### Text section
Work in Progress :: Balance comes from within. It’s delicate. And sometimes we fall over.
March 2012:
Up and running for the first time
Motor unit working well…
Feb 2012: Custom tilt sensor unit & motor cage attached to foot of sofa.

Sofa skeleton in approximate balance.

Nov 2011 update: Working two axis prototype
June 2011 update: Working prototype balances with one motor, and soon with two!
Support and research for this project began through a summer 2010 fellowship at Carnegie Mellon’s STUDIO for Creative Inquiry.
Initial look test with armchair:

The concept of this project is a 2 or 3 person sofa which balances, perpetually teetering on one leg, much as the armchair in the photos below. Within the body of the sofa will be a robotic assembly which maintains balance dynamically. As the sofa begins to fall, the mechanism will sense tilting and exert a force appropriate to counter the falling, resulting in an endless wobbling back and forth.
The conceptual point of departure of my artwork at present is the way in which we individually must negotiate and dance with external forces in our lives. Adaptive mechanisms are understood by life sciences as critical to survival. Rigid things tumble and fracture.

### Dataset rows
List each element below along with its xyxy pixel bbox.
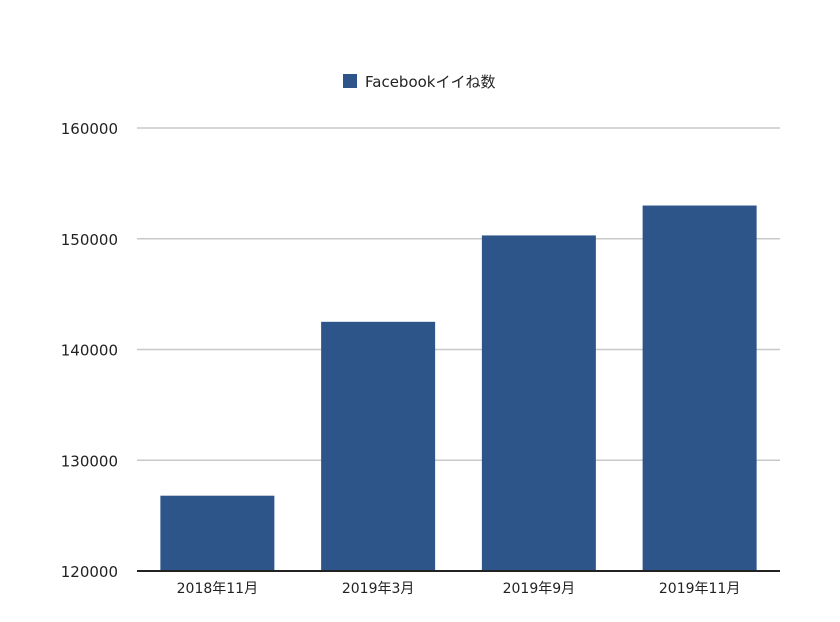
x-tick-label: 2019年11月 xyxy=(659,581,740,597)
bars xyxy=(160,205,757,572)
y-tick-label: 150000 xyxy=(61,231,118,249)
legend-label: Facebookイイね数 xyxy=(365,73,495,91)
bar xyxy=(321,321,436,571)
bar xyxy=(160,495,275,571)
x-tick-label: 2019年9月 xyxy=(503,581,576,597)
x-tick-label: 2018年11月 xyxy=(177,581,258,597)
axes: 120000 130000 140000 150000 160000 2018年11月 20… xyxy=(61,120,780,597)
y-tick-label: 160000 xyxy=(61,120,118,138)
y-tick-label: 120000 xyxy=(61,563,118,581)
legend-swatch xyxy=(343,74,357,88)
bar xyxy=(481,235,596,572)
bar xyxy=(642,205,757,571)
x-tick-label: 2019年3月 xyxy=(342,581,415,597)
legend: Facebookイイね数 xyxy=(343,73,495,91)
y-tick-label: 140000 xyxy=(61,342,118,360)
y-tick-label: 130000 xyxy=(61,452,118,470)
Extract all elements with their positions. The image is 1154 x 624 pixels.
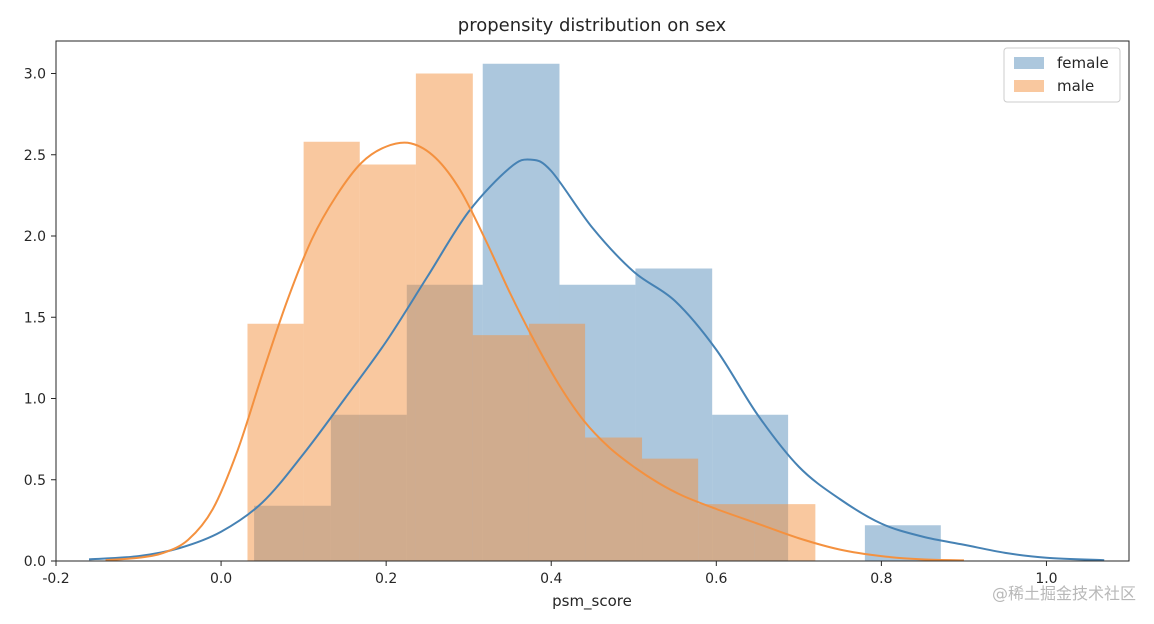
y-axis-ticks: 0.0 0.5 1.0 1.5 2.0 2.5 3.0 <box>24 67 56 570</box>
y-tick-label-1: 0.5 <box>24 473 46 489</box>
x-tick-label-2: 0.2 <box>375 571 397 587</box>
bar-male-2 <box>359 164 416 561</box>
y-tick-label-4: 2.0 <box>24 229 46 245</box>
x-tick-label-0: -0.2 <box>42 571 69 587</box>
bar-male-6 <box>585 437 643 561</box>
bar-male-7 <box>642 458 699 561</box>
y-tick-label-5: 2.5 <box>24 148 46 164</box>
kde-line-female <box>88 158 1105 562</box>
legend: female male <box>1003 47 1121 103</box>
x-tick-label-5: 0.8 <box>870 571 892 587</box>
bar-male-5 <box>528 323 586 561</box>
plot-frame <box>55 40 1130 562</box>
bar-male-0 <box>247 323 304 561</box>
x-tick-label-4: 0.6 <box>705 571 727 587</box>
legend-swatch-female <box>1014 57 1044 69</box>
legend-label-male: male <box>1057 77 1094 95</box>
legend-swatch-male <box>1014 80 1044 92</box>
kde-line-male <box>105 141 964 562</box>
chart-title: propensity distribution on sex <box>458 15 727 36</box>
kde-curves <box>88 141 1105 562</box>
y-tick-label-2: 1.0 <box>24 392 46 408</box>
y-tick-label-3: 1.5 <box>24 310 46 326</box>
bar-male-4 <box>472 335 529 561</box>
x-tick-label-6: 1.0 <box>1035 571 1057 587</box>
y-tick-label-6: 3.0 <box>24 67 46 83</box>
x-axis-label: psm_score <box>552 592 632 611</box>
bar-male-1 <box>303 141 360 561</box>
watermark: @稀土掘金技术社区 <box>991 584 1136 603</box>
legend-label-female: female <box>1057 54 1109 72</box>
x-axis-ticks: -0.2 0.0 0.2 0.4 0.6 0.8 1.0 <box>42 561 1058 587</box>
histogram-bars <box>247 63 941 561</box>
bar-male-3 <box>415 73 473 561</box>
x-tick-label-1: 0.0 <box>210 571 232 587</box>
y-tick-label-0: 0.0 <box>24 554 46 570</box>
x-tick-label-3: 0.4 <box>540 571 562 587</box>
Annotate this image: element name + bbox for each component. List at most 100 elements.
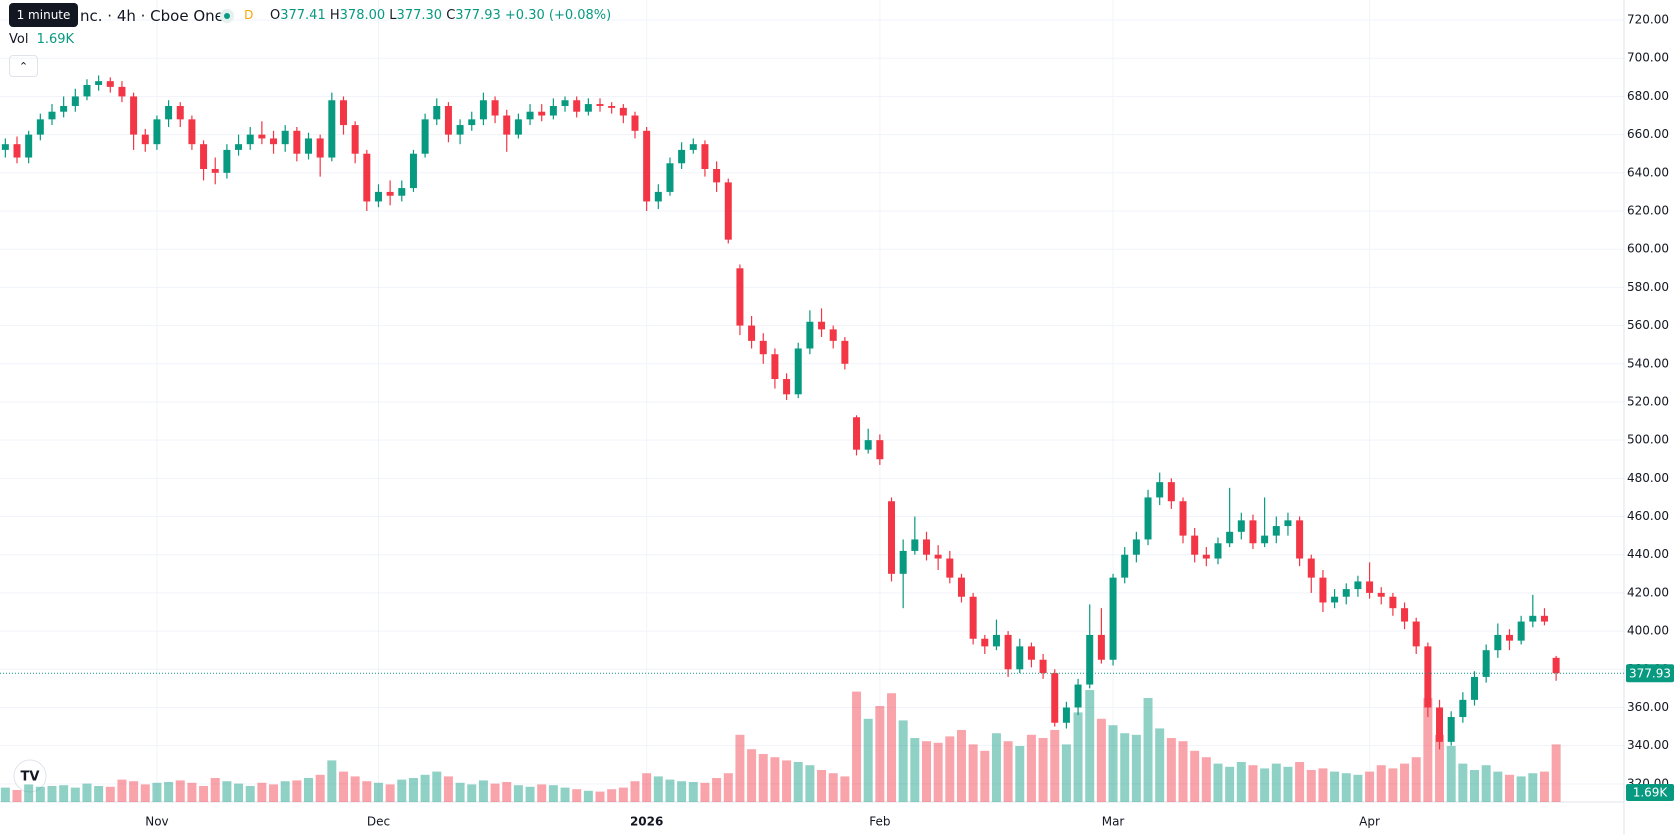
volume-bar	[245, 786, 255, 802]
candle-body	[1074, 684, 1082, 708]
volume-bar	[956, 730, 966, 802]
candle-body	[853, 417, 861, 450]
volume-bar	[1120, 733, 1130, 802]
volume-value: 1.69K	[36, 32, 75, 47]
volume-bar	[164, 782, 174, 802]
x-tick-label: Mar	[1102, 815, 1125, 829]
volume-bar	[47, 786, 57, 802]
y-tick-label: 480.00	[1627, 471, 1669, 485]
x-tick-label: Feb	[869, 815, 890, 829]
candle-body	[783, 379, 791, 395]
volume-bar	[1166, 738, 1176, 802]
volume-bar	[1190, 750, 1200, 802]
candle-body	[701, 144, 709, 169]
volume-bar	[595, 791, 605, 802]
volume-bar	[1435, 734, 1445, 802]
candle-body	[1307, 558, 1315, 578]
volume-bar	[933, 742, 943, 802]
candle-body	[689, 144, 697, 150]
candle-body	[1156, 482, 1164, 498]
grid	[0, 0, 1624, 802]
candle-body	[538, 111, 546, 116]
candle-body	[573, 100, 581, 112]
candle-body	[1016, 646, 1024, 670]
volume-bar	[758, 754, 768, 802]
volume-bar	[140, 784, 150, 802]
low-value: 377.30	[396, 8, 443, 23]
volume-bar	[1073, 712, 1083, 802]
volume-bar	[12, 790, 22, 802]
volume-bar	[688, 782, 698, 802]
volume-bar	[373, 782, 383, 802]
svg-text:TV: TV	[21, 770, 40, 785]
volume-bar	[805, 765, 815, 802]
last-volume-box	[1626, 784, 1674, 801]
volume-bar	[1458, 763, 1468, 802]
candle-body	[1132, 539, 1140, 555]
candle-body	[1249, 520, 1257, 544]
x-tick-label: Nov	[145, 815, 168, 829]
volume-bar	[467, 784, 477, 802]
y-tick-label: 400.00	[1627, 624, 1669, 638]
volume-bar	[502, 782, 512, 802]
volume-bar	[82, 783, 92, 802]
candle-body	[608, 105, 616, 108]
candle-body	[1062, 707, 1070, 723]
volume-bar	[315, 774, 325, 802]
y-tick-label: 620.00	[1627, 204, 1669, 218]
candle-body	[363, 153, 371, 202]
candle-body	[1552, 657, 1560, 674]
volume-bar	[618, 787, 628, 802]
candle-body	[1342, 589, 1350, 597]
collapse-button[interactable]: ⌃	[9, 55, 38, 77]
volume-bar	[677, 781, 687, 802]
volume-bar	[653, 776, 663, 802]
volume-bar	[1481, 765, 1491, 802]
candle-body	[211, 168, 219, 173]
candle-body	[759, 340, 767, 355]
candle-body	[176, 105, 184, 120]
volume-bar	[548, 785, 558, 802]
logo: TV	[13, 759, 47, 793]
volume-bar	[175, 780, 185, 802]
volume-bar	[1178, 741, 1188, 802]
volume-bar	[1528, 773, 1538, 802]
volume-bar	[117, 779, 127, 802]
volume-bar	[863, 718, 873, 802]
candle-body	[619, 107, 627, 116]
candle-body	[1202, 554, 1210, 559]
candle-body	[1459, 699, 1467, 718]
candle-body	[957, 577, 965, 597]
volume-bar	[1026, 734, 1036, 802]
candle-body	[1144, 497, 1152, 540]
volume-bar	[280, 781, 290, 802]
candle-body	[1027, 646, 1035, 660]
volume-bar	[70, 787, 80, 802]
candle-body	[864, 440, 872, 450]
volume-bar	[1539, 771, 1549, 802]
candle-body	[1471, 676, 1479, 700]
volume-bar	[1085, 690, 1095, 802]
candle-body	[934, 554, 942, 559]
volume-bar	[583, 790, 593, 802]
candle-body	[748, 325, 756, 341]
candle-body	[305, 138, 313, 154]
change-value: +0.30 (+0.08%)	[504, 8, 612, 23]
tooltip: 1 minute	[9, 3, 78, 27]
candle-body	[794, 348, 802, 395]
volume-bar	[1400, 763, 1410, 802]
volume-bar	[408, 778, 418, 802]
candle-body	[1424, 646, 1432, 708]
volume-bar	[94, 786, 104, 802]
candle-body	[1354, 581, 1362, 590]
y-tick-label: 600.00	[1627, 242, 1669, 256]
volume-bar	[1295, 762, 1305, 802]
candle-body	[106, 81, 114, 87]
candle-body	[71, 96, 79, 106]
volume-bar	[852, 691, 862, 802]
candle-body	[1529, 615, 1537, 622]
candle-body	[1447, 717, 1455, 742]
c-label: C	[446, 8, 456, 23]
volume-bar	[1493, 771, 1503, 802]
ohlc-legend: O377.41 H378.00 L377.30 C377.93 +0.30 (+…	[270, 8, 611, 23]
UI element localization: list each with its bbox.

### Stated goal
According to the balancing sofa text, how did support and research for the project begin? The items come from a different source than the balancing sofa text.

### Answer to the task
Through a summer 2010 fellowship at Carnegie Mellon’s STUDIO for Creative Inquiry.